Problem:
Exclude the pictures and retype the entries as written.
=-=-=
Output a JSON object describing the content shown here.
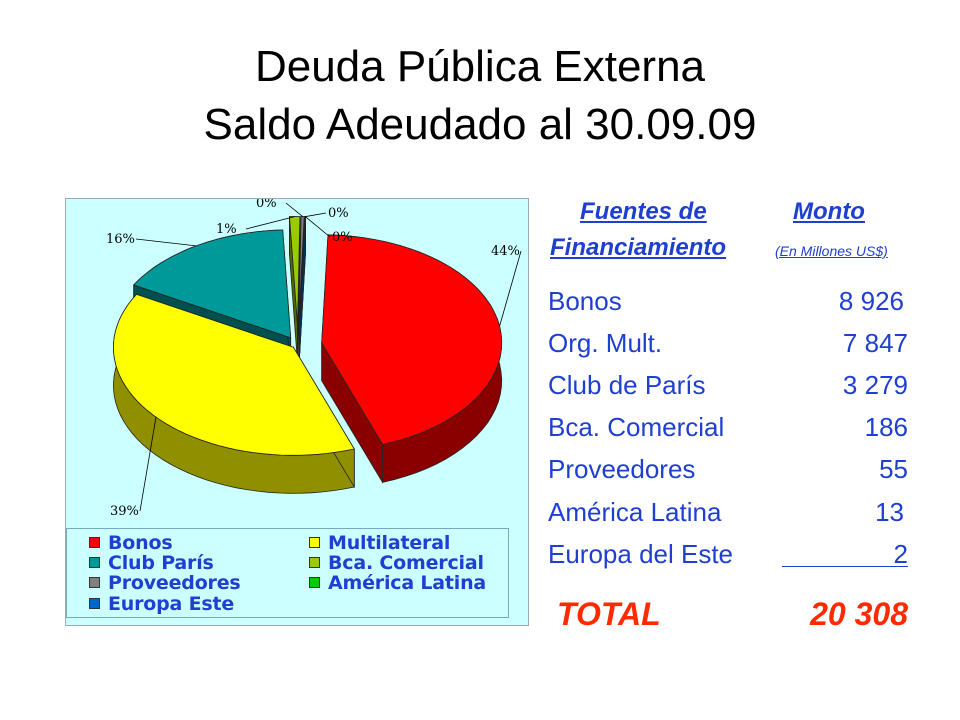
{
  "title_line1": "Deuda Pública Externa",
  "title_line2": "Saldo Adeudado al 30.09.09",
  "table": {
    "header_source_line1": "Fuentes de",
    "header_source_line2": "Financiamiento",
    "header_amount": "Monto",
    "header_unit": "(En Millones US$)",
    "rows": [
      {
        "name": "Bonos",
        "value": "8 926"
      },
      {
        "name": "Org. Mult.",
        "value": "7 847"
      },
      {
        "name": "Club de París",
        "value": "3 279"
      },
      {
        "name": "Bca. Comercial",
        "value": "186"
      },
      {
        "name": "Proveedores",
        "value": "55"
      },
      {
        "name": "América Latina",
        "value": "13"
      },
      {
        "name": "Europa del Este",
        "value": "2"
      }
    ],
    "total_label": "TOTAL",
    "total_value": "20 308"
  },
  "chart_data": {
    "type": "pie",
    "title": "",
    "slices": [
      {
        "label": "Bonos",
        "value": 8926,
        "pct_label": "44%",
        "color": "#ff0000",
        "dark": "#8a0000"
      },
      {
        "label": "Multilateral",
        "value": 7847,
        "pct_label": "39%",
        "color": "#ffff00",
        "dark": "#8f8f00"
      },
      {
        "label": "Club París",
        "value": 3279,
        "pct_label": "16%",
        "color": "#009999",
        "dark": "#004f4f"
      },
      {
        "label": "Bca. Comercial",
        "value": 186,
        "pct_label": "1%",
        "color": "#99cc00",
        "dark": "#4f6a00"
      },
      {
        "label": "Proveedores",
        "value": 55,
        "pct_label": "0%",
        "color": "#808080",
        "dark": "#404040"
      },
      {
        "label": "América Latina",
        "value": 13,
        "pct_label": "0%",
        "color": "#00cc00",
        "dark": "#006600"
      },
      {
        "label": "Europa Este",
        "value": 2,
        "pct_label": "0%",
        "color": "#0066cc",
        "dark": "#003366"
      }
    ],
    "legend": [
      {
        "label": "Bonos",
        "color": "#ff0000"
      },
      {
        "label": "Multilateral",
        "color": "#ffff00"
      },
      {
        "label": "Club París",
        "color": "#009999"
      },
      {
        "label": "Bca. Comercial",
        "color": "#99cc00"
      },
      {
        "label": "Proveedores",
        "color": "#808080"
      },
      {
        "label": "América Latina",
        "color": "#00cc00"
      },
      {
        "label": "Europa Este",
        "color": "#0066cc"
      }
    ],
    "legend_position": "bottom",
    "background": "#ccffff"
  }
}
=-=-=
Correct response:
Output a JSON object describing the content shown here.
{
  "title_line1": "Deuda Pública Externa",
  "title_line2": "Saldo Adeudado al 30.09.09",
  "table": {
    "header_source_line1": "Fuentes de",
    "header_source_line2": "Financiamiento",
    "header_amount": "Monto",
    "header_unit": "(En Millones US$)",
    "rows": [
      {
        "name": "Bonos",
        "value": "8 926"
      },
      {
        "name": "Org. Mult.",
        "value": "7 847"
      },
      {
        "name": "Club de París",
        "value": "3 279"
      },
      {
        "name": "Bca. Comercial",
        "value": "186"
      },
      {
        "name": "Proveedores",
        "value": "55"
      },
      {
        "name": "América Latina",
        "value": "13"
      },
      {
        "name": "Europa del Este",
        "value": "2"
      }
    ],
    "total_label": "TOTAL",
    "total_value": "20 308"
  },
  "chart_data": {
    "type": "pie",
    "title": "",
    "slices": [
      {
        "label": "Bonos",
        "value": 8926,
        "pct_label": "44%",
        "color": "#ff0000",
        "dark": "#8a0000"
      },
      {
        "label": "Multilateral",
        "value": 7847,
        "pct_label": "39%",
        "color": "#ffff00",
        "dark": "#8f8f00"
      },
      {
        "label": "Club París",
        "value": 3279,
        "pct_label": "16%",
        "color": "#009999",
        "dark": "#004f4f"
      },
      {
        "label": "Bca. Comercial",
        "value": 186,
        "pct_label": "1%",
        "color": "#99cc00",
        "dark": "#4f6a00"
      },
      {
        "label": "Proveedores",
        "value": 55,
        "pct_label": "0%",
        "color": "#808080",
        "dark": "#404040"
      },
      {
        "label": "América Latina",
        "value": 13,
        "pct_label": "0%",
        "color": "#00cc00",
        "dark": "#006600"
      },
      {
        "label": "Europa Este",
        "value": 2,
        "pct_label": "0%",
        "color": "#0066cc",
        "dark": "#003366"
      }
    ],
    "legend": [
      {
        "label": "Bonos",
        "color": "#ff0000"
      },
      {
        "label": "Multilateral",
        "color": "#ffff00"
      },
      {
        "label": "Club París",
        "color": "#009999"
      },
      {
        "label": "Bca. Comercial",
        "color": "#99cc00"
      },
      {
        "label": "Proveedores",
        "color": "#808080"
      },
      {
        "label": "América Latina",
        "color": "#00cc00"
      },
      {
        "label": "Europa Este",
        "color": "#0066cc"
      }
    ],
    "legend_position": "bottom",
    "background": "#ccffff"
  }
}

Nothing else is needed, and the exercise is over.